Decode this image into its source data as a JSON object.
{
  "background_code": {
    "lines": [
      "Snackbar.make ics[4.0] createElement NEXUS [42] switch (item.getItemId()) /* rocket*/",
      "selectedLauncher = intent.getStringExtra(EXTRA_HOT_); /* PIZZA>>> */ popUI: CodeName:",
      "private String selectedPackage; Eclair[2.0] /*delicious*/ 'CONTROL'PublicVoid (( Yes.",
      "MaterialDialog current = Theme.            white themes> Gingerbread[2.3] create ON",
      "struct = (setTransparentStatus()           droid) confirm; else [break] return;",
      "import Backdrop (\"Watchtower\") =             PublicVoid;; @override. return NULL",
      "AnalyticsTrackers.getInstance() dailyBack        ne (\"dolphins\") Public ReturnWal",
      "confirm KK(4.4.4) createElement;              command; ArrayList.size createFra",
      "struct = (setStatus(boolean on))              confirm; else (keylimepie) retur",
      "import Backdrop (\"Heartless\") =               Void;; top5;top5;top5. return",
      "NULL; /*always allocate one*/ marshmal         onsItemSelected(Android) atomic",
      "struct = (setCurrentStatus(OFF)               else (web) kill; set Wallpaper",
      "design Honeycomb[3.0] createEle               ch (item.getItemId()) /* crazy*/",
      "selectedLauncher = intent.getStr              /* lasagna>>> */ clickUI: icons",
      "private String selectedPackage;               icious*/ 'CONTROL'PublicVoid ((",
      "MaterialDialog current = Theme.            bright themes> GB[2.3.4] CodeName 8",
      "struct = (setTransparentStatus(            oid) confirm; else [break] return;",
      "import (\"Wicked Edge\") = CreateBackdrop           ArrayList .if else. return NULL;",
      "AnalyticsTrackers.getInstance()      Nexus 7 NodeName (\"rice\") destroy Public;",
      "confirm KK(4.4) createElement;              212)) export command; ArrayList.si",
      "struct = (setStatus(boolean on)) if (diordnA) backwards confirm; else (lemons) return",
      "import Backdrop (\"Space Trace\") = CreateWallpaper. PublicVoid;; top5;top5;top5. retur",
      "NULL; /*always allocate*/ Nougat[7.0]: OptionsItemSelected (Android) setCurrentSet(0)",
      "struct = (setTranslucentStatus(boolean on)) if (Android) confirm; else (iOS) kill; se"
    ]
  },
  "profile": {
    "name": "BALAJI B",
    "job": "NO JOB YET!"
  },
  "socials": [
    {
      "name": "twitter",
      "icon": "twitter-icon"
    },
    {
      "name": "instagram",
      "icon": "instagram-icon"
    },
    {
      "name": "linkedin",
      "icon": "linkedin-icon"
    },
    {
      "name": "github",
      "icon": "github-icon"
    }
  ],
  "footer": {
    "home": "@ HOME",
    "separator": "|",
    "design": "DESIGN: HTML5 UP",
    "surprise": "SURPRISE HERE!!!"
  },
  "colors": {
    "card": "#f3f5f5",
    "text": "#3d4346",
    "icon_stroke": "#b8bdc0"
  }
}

#####

WHAT TO DO:
Go through the records and pull out each line that includes the word "selectedPackage".

WRITTEN SOLUTION:
      "private String selectedPackage; Eclair[2.0] /*delicious*/ 'CONTROL'PublicVoid (( Yes.",
      "private String selectedPackage;               icious*/ 'CONTROL'PublicVoid ((",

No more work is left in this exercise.